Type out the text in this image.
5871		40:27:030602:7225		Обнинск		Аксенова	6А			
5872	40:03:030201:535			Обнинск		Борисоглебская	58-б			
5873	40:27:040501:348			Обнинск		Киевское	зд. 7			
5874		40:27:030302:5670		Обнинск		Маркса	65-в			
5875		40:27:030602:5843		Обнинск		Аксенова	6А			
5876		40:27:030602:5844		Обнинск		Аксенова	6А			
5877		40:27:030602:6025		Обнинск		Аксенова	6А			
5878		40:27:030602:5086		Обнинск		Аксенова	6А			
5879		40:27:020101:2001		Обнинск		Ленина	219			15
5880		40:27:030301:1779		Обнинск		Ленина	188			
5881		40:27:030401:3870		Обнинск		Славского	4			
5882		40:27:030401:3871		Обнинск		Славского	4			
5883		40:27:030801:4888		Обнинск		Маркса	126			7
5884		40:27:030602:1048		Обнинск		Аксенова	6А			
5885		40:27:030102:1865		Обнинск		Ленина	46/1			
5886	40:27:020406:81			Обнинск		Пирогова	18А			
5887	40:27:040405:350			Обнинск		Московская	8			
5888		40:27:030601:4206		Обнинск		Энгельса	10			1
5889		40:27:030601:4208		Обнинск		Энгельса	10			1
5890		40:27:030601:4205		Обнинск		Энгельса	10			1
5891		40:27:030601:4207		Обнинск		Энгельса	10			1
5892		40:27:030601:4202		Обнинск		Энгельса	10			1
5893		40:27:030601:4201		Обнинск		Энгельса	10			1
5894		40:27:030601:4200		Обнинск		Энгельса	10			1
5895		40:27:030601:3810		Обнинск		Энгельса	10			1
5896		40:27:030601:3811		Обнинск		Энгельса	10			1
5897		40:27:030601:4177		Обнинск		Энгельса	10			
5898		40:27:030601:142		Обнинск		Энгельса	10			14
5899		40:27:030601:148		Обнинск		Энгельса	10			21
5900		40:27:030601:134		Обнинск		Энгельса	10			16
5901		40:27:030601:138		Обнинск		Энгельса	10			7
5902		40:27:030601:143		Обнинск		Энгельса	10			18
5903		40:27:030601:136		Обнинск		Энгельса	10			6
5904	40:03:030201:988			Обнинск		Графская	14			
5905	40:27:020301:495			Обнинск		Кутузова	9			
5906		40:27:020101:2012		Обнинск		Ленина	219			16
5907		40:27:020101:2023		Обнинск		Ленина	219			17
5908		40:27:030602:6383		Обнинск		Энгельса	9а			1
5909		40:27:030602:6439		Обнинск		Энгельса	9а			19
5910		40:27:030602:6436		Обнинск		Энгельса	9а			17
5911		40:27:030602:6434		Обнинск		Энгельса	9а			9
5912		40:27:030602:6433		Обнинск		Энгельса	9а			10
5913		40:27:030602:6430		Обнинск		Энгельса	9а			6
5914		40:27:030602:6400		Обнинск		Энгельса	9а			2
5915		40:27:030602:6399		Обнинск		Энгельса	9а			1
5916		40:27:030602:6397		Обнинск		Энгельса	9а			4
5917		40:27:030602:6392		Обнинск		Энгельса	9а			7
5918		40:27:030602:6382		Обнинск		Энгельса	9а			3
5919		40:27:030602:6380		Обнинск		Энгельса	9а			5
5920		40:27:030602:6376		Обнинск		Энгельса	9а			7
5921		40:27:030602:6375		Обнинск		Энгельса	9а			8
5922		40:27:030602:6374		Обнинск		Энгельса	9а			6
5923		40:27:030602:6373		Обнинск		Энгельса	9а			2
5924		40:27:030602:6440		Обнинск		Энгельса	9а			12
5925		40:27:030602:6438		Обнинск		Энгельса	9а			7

==================================================

• _Work to do_:
Copy out each line exactly as written.

• _Complete response_:
Type out the text in this image.
5871		40:27:030602:7225		Обнинск		Аксенова	6А			
5872	40:03:030201:535			Обнинск		Борисоглебская	58-б			
5873	40:27:040501:348			Обнинск		Киевское	зд. 7			
5874		40:27:030302:5670		Обнинск		Маркса	65-в			
5875		40:27:030602:5843		Обнинск		Аксенова	6А			
5876		40:27:030602:5844		Обнинск		Аксенова	6А			
5877		40:27:030602:6025		Обнинск		Аксенова	6А			
5878		40:27:030602:5086		Обнинск		Аксенова	6А			
5879		40:27:020101:2001		Обнинск		Ленина	219			15
5880		40:27:030301:1779		Обнинск		Ленина	188			
5881		40:27:030401:3870		Обнинск		Славского	4			
5882		40:27:030401:3871		Обнинск		Славского	4			
5883		40:27:030801:4888		Обнинск		Маркса	126			7
5884		40:27:030602:1048		Обнинск		Аксенова	6А			
5885		40:27:030102:1865		Обнинск		Ленина	46/1			
5886	40:27:020406:81			Обнинск		Пирогова	18А			
5887	40:27:040405:350			Обнинск		Московская	8			
5888		40:27:030601:4206		Обнинск		Энгельса	10			1
5889		40:27:030601:4208		Обнинск		Энгельса	10			1
5890		40:27:030601:4205		Обнинск		Энгельса	10			1
5891		40:27:030601:4207		Обнинск		Энгельса	10			1
5892		40:27:030601:4202		Обнинск		Энгельса	10			1
5893		40:27:030601:4201		Обнинск		Энгельса	10			1
5894		40:27:030601:4200		Обнинск		Энгельса	10			1
5895		40:27:030601:3810		Обнинск		Энгельса	10			1
5896		40:27:030601:3811		Обнинск		Энгельса	10			1
5897		40:27:030601:4177		Обнинск		Энгельса	10			
5898		40:27:030601:142		Обнинск		Энгельса	10			14
5899		40:27:030601:148		Обнинск		Энгельса	10			21
5900		40:27:030601:134		Обнинск		Энгельса	10			16
5901		40:27:030601:138		Обнинск		Энгельса	10			7
5902		40:27:030601:143		Обнинск		Энгельса	10			18
5903		40:27:030601:136		Обнинск		Энгельса	10			6
5904	40:03:030201:988			Обнинск		Графская	14			
5905	40:27:020301:495			Обнинск		Кутузова	9			
5906		40:27:020101:2012		Обнинск		Ленина	219			16
5907		40:27:020101:2023		Обнинск		Ленина	219			17
5908		40:27:030602:6383		Обнинск		Энгельса	9а			1
5909		40:27:030602:6439		Обнинск		Энгельса	9а			19
5910		40:27:030602:6436		Обнинск		Энгельса	9а			17
5911		40:27:030602:6434		Обнинск		Энгельса	9а			9
5912		40:27:030602:6433		Обнинск		Энгельса	9а			10
5913		40:27:030602:6430		Обнинск		Энгельса	9а			6
5914		40:27:030602:6400		Обнинск		Энгельса	9а			2
5915		40:27:030602:6399		Обнинск		Энгельса	9а			1
5916		40:27:030602:6397		Обнинск		Энгельса	9а			4
5917		40:27:030602:6392		Обнинск		Энгельса	9а			7
5918		40:27:030602:6382		Обнинск		Энгельса	9а			3
5919		40:27:030602:6380		Обнинск		Энгельса	9а			5
5920		40:27:030602:6376		Обнинск		Энгельса	9а			7
5921		40:27:030602:6375		Обнинск		Энгельса	9а			8
5922		40:27:030602:6374		Обнинск		Энгельса	9а			6
5923		40:27:030602:6373		Обнинск		Энгельса	9а			2
5924		40:27:030602:6440		Обнинск		Энгельса	9а			12
5925		40:27:030602:6438		Обнинск		Энгельса	9а			7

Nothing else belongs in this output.